## EXERCISE AIM
Every record must be repeated exactly, with no omission.

## RECORDS

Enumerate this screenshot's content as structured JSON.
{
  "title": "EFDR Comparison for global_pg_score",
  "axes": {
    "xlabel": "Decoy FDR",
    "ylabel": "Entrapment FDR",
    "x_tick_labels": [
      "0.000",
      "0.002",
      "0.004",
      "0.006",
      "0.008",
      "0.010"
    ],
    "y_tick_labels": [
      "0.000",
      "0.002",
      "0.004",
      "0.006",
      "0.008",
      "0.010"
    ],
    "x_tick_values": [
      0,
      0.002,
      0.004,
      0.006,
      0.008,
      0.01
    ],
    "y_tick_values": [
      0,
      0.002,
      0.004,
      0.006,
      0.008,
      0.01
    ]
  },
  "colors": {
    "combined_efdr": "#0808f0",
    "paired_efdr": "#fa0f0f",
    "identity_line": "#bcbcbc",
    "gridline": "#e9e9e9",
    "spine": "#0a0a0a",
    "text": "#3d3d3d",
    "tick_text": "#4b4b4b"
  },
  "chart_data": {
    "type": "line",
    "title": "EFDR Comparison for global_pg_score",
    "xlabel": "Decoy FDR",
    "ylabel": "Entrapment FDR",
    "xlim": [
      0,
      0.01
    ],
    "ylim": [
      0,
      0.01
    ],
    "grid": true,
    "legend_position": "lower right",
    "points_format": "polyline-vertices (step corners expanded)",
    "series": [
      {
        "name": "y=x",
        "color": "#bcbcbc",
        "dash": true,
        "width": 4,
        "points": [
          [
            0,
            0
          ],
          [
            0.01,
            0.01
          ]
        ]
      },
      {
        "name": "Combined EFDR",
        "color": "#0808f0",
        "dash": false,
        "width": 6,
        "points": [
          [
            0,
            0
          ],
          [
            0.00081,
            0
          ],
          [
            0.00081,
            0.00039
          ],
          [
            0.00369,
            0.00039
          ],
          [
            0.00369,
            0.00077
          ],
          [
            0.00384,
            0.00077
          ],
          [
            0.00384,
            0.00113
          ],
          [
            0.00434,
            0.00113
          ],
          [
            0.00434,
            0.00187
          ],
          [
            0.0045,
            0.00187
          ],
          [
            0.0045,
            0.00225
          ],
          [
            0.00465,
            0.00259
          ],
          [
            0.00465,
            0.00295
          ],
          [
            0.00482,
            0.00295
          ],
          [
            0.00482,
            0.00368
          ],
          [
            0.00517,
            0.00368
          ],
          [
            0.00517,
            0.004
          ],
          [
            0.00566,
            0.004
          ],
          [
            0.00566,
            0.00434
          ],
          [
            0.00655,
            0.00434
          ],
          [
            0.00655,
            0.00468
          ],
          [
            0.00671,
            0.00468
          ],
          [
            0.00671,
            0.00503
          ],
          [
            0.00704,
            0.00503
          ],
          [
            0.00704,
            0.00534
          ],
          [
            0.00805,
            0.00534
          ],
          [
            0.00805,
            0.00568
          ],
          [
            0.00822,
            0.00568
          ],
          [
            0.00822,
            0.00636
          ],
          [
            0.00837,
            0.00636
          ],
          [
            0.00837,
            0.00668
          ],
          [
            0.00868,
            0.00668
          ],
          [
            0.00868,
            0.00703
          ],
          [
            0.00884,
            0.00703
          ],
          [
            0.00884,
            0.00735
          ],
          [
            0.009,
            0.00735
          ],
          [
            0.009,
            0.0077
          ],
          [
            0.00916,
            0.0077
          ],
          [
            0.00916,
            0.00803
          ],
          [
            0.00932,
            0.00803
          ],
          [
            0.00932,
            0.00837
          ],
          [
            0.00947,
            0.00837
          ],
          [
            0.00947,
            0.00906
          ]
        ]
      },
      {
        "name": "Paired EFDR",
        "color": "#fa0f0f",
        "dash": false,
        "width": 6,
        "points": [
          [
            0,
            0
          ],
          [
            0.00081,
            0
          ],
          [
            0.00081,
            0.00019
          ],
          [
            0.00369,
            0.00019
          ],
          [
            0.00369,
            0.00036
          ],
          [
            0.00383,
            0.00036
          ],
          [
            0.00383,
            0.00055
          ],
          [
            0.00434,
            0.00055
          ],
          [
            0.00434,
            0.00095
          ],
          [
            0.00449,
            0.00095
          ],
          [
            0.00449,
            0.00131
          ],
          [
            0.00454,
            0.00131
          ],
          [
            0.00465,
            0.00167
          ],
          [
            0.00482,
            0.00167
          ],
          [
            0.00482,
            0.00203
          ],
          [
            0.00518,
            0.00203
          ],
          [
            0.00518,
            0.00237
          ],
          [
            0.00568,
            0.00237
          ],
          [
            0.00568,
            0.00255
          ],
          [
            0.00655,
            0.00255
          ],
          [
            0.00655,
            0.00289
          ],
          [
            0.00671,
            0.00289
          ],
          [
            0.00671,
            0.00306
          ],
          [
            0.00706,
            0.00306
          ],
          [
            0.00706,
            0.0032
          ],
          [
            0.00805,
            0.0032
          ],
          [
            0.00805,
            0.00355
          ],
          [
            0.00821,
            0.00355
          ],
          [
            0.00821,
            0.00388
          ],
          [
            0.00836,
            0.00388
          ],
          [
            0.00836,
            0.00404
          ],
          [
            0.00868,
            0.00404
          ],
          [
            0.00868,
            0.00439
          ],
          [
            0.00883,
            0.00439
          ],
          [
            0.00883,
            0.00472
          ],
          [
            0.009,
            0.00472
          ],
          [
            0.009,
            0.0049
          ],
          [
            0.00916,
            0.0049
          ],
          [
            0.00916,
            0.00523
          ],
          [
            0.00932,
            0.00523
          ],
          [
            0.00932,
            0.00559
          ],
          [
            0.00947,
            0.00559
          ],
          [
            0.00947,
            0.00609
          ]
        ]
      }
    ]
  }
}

## PROBLEM SOLUTION
Enumerate this screenshot's content as structured JSON.
{
  "title": "EFDR Comparison for global_pg_score",
  "axes": {
    "xlabel": "Decoy FDR",
    "ylabel": "Entrapment FDR",
    "x_tick_labels": [
      "0.000",
      "0.002",
      "0.004",
      "0.006",
      "0.008",
      "0.010"
    ],
    "y_tick_labels": [
      "0.000",
      "0.002",
      "0.004",
      "0.006",
      "0.008",
      "0.010"
    ],
    "x_tick_values": [
      0,
      0.002,
      0.004,
      0.006,
      0.008,
      0.01
    ],
    "y_tick_values": [
      0,
      0.002,
      0.004,
      0.006,
      0.008,
      0.01
    ]
  },
  "colors": {
    "combined_efdr": "#0808f0",
    "paired_efdr": "#fa0f0f",
    "identity_line": "#bcbcbc",
    "gridline": "#e9e9e9",
    "spine": "#0a0a0a",
    "text": "#3d3d3d",
    "tick_text": "#4b4b4b"
  },
  "chart_data": {
    "type": "line",
    "title": "EFDR Comparison for global_pg_score",
    "xlabel": "Decoy FDR",
    "ylabel": "Entrapment FDR",
    "xlim": [
      0,
      0.01
    ],
    "ylim": [
      0,
      0.01
    ],
    "grid": true,
    "legend_position": "lower right",
    "points_format": "polyline-vertices (step corners expanded)",
    "series": [
      {
        "name": "y=x",
        "color": "#bcbcbc",
        "dash": true,
        "width": 4,
        "points": [
          [
            0,
            0
          ],
          [
            0.01,
            0.01
          ]
        ]
      },
      {
        "name": "Combined EFDR",
        "color": "#0808f0",
        "dash": false,
        "width": 6,
        "points": [
          [
            0,
            0
          ],
          [
            0.00081,
            0
          ],
          [
            0.00081,
            0.00039
          ],
          [
            0.00369,
            0.00039
          ],
          [
            0.00369,
            0.00077
          ],
          [
            0.00384,
            0.00077
          ],
          [
            0.00384,
            0.00113
          ],
          [
            0.00434,
            0.00113
          ],
          [
            0.00434,
            0.00187
          ],
          [
            0.0045,
            0.00187
          ],
          [
            0.0045,
            0.00225
          ],
          [
            0.00465,
            0.00259
          ],
          [
            0.00465,
            0.00295
          ],
          [
            0.00482,
            0.00295
          ],
          [
            0.00482,
            0.00368
          ],
          [
            0.00517,
            0.00368
          ],
          [
            0.00517,
            0.004
          ],
          [
            0.00566,
            0.004
          ],
          [
            0.00566,
            0.00434
          ],
          [
            0.00655,
            0.00434
          ],
          [
            0.00655,
            0.00468
          ],
          [
            0.00671,
            0.00468
          ],
          [
            0.00671,
            0.00503
          ],
          [
            0.00704,
            0.00503
          ],
          [
            0.00704,
            0.00534
          ],
          [
            0.00805,
            0.00534
          ],
          [
            0.00805,
            0.00568
          ],
          [
            0.00822,
            0.00568
          ],
          [
            0.00822,
            0.00636
          ],
          [
            0.00837,
            0.00636
          ],
          [
            0.00837,
            0.00668
          ],
          [
            0.00868,
            0.00668
          ],
          [
            0.00868,
            0.00703
          ],
          [
            0.00884,
            0.00703
          ],
          [
            0.00884,
            0.00735
          ],
          [
            0.009,
            0.00735
          ],
          [
            0.009,
            0.0077
          ],
          [
            0.00916,
            0.0077
          ],
          [
            0.00916,
            0.00803
          ],
          [
            0.00932,
            0.00803
          ],
          [
            0.00932,
            0.00837
          ],
          [
            0.00947,
            0.00837
          ],
          [
            0.00947,
            0.00906
          ]
        ]
      },
      {
        "name": "Paired EFDR",
        "color": "#fa0f0f",
        "dash": false,
        "width": 6,
        "points": [
          [
            0,
            0
          ],
          [
            0.00081,
            0
          ],
          [
            0.00081,
            0.00019
          ],
          [
            0.00369,
            0.00019
          ],
          [
            0.00369,
            0.00036
          ],
          [
            0.00383,
            0.00036
          ],
          [
            0.00383,
            0.00055
          ],
          [
            0.00434,
            0.00055
          ],
          [
            0.00434,
            0.00095
          ],
          [
            0.00449,
            0.00095
          ],
          [
            0.00449,
            0.00131
          ],
          [
            0.00454,
            0.00131
          ],
          [
            0.00465,
            0.00167
          ],
          [
            0.00482,
            0.00167
          ],
          [
            0.00482,
            0.00203
          ],
          [
            0.00518,
            0.00203
          ],
          [
            0.00518,
            0.00237
          ],
          [
            0.00568,
            0.00237
          ],
          [
            0.00568,
            0.00255
          ],
          [
            0.00655,
            0.00255
          ],
          [
            0.00655,
            0.00289
          ],
          [
            0.00671,
            0.00289
          ],
          [
            0.00671,
            0.00306
          ],
          [
            0.00706,
            0.00306
          ],
          [
            0.00706,
            0.0032
          ],
          [
            0.00805,
            0.0032
          ],
          [
            0.00805,
            0.00355
          ],
          [
            0.00821,
            0.00355
          ],
          [
            0.00821,
            0.00388
          ],
          [
            0.00836,
            0.00388
          ],
          [
            0.00836,
            0.00404
          ],
          [
            0.00868,
            0.00404
          ],
          [
            0.00868,
            0.00439
          ],
          [
            0.00883,
            0.00439
          ],
          [
            0.00883,
            0.00472
          ],
          [
            0.009,
            0.00472
          ],
          [
            0.009,
            0.0049
          ],
          [
            0.00916,
            0.0049
          ],
          [
            0.00916,
            0.00523
          ],
          [
            0.00932,
            0.00523
          ],
          [
            0.00932,
            0.00559
          ],
          [
            0.00947,
            0.00559
          ],
          [
            0.00947,
            0.00609
          ]
        ]
      }
    ]
  }
}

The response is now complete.